> TASK DESCRIPTION
Below is a listing. Gather each line of it that contains "JSON".

* START DATA SECTION *

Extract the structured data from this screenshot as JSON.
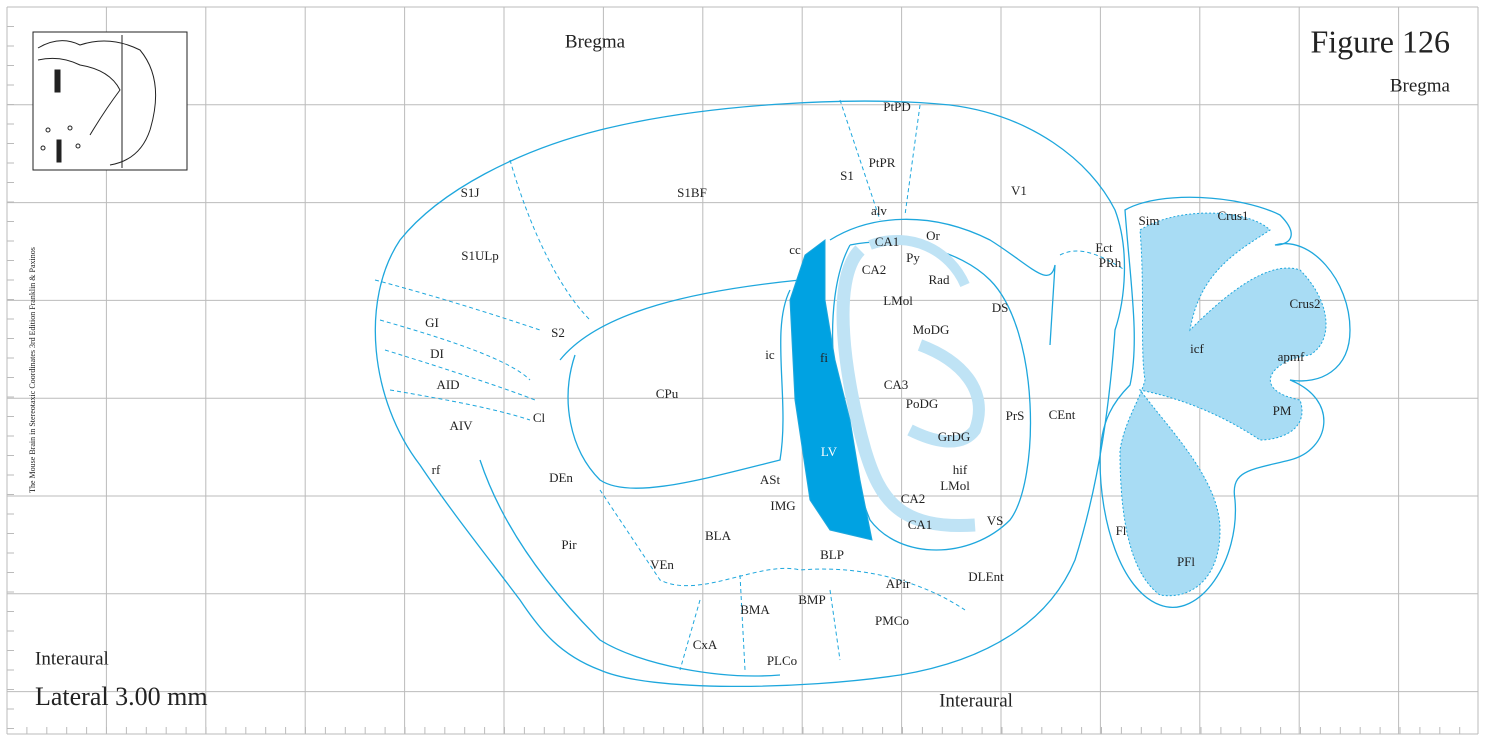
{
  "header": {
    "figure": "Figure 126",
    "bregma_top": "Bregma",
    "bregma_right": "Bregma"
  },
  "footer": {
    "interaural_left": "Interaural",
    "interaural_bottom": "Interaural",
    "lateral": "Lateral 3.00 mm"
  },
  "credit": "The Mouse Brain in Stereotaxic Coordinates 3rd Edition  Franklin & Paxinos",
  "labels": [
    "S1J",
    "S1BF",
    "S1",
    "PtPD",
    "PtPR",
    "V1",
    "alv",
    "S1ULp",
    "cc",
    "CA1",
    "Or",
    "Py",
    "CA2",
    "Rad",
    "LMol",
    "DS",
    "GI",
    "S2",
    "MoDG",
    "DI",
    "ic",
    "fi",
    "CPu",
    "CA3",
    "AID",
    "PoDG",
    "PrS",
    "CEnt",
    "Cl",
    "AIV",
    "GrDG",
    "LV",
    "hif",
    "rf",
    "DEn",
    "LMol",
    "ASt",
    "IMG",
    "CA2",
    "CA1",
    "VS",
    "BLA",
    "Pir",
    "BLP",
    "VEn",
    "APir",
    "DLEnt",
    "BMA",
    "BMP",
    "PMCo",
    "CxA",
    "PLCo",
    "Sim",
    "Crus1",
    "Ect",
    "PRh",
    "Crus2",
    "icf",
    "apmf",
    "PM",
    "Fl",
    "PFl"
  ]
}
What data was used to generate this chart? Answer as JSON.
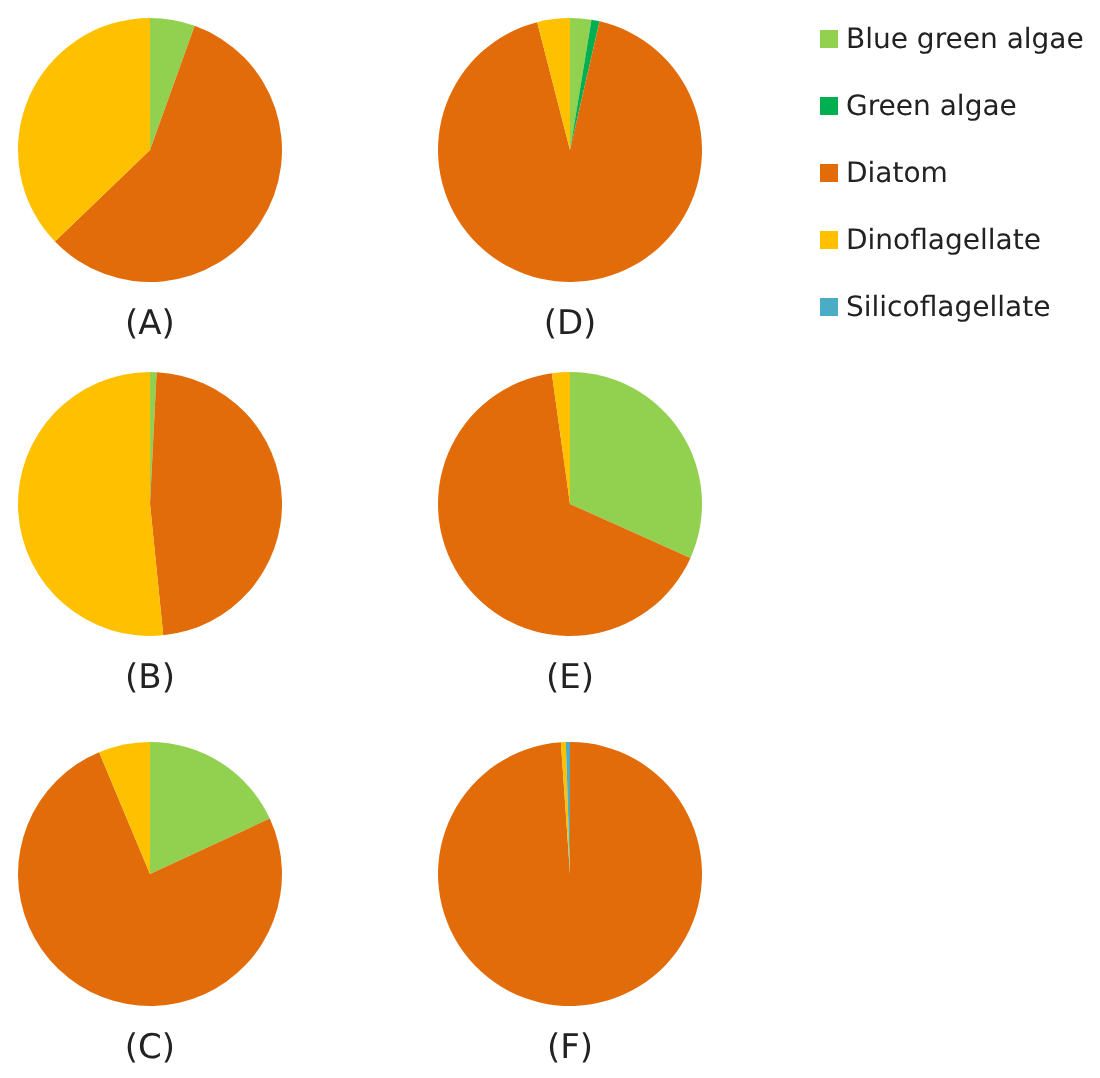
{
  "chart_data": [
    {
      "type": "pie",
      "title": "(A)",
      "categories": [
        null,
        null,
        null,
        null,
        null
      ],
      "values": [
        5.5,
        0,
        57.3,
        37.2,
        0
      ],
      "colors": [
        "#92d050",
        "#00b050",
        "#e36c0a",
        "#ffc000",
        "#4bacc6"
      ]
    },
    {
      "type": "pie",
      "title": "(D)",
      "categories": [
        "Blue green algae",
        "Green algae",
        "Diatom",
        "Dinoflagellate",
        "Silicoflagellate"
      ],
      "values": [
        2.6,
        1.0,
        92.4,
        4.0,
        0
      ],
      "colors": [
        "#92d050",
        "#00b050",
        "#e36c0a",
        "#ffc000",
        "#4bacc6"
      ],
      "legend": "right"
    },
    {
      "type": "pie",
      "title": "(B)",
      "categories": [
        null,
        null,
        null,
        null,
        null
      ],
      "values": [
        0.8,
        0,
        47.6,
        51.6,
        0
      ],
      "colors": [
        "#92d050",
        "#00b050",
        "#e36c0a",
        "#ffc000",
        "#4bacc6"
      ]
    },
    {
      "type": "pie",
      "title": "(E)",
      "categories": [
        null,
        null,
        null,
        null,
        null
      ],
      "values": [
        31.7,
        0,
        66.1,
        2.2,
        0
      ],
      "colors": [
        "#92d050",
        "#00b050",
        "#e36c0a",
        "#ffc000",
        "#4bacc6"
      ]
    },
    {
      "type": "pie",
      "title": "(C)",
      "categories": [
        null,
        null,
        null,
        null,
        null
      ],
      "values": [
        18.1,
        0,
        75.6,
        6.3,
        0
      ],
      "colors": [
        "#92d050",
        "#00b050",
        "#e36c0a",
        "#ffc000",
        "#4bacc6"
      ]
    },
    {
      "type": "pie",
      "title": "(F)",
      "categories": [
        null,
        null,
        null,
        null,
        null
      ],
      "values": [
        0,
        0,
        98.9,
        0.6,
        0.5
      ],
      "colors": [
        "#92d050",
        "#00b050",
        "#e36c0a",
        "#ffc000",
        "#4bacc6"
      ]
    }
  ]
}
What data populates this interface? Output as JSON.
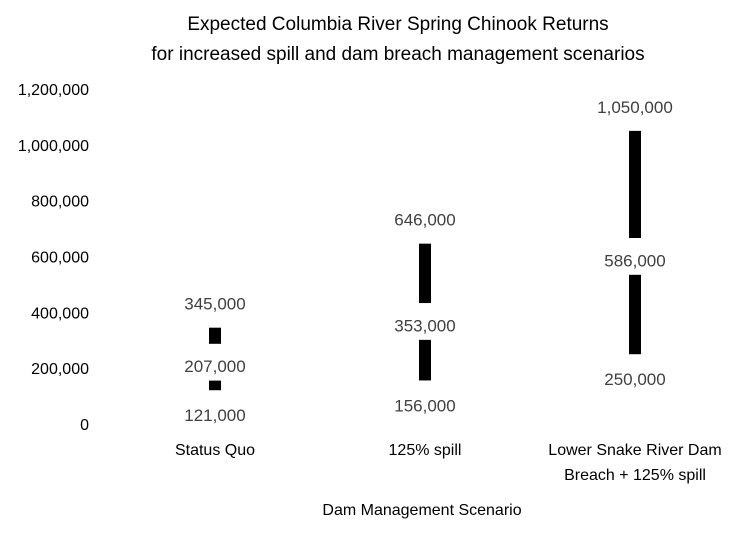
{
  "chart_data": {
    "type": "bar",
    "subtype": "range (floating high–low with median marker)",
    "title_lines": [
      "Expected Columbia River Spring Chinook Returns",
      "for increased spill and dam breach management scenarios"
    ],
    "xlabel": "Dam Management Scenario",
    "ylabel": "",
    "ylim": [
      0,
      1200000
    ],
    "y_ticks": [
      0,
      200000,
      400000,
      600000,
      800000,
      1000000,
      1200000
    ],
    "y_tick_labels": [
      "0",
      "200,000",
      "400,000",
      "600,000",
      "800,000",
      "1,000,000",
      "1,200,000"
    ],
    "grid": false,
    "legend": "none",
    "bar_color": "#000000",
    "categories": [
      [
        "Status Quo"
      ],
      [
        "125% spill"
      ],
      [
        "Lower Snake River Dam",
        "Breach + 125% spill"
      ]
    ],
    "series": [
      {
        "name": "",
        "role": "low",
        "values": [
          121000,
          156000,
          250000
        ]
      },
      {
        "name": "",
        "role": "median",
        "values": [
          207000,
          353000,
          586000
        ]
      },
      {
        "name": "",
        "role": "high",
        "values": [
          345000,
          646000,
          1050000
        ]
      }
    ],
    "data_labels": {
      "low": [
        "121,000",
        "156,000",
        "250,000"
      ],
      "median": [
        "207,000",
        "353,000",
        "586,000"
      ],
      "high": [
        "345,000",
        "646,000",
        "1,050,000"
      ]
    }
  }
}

* END DATA SECTION *

> THE REPLY
Extract the structured data from this screenshot as JSON.
What data was used to generate this chart? Answer as JSON.
What data populates this interface? Output as JSON.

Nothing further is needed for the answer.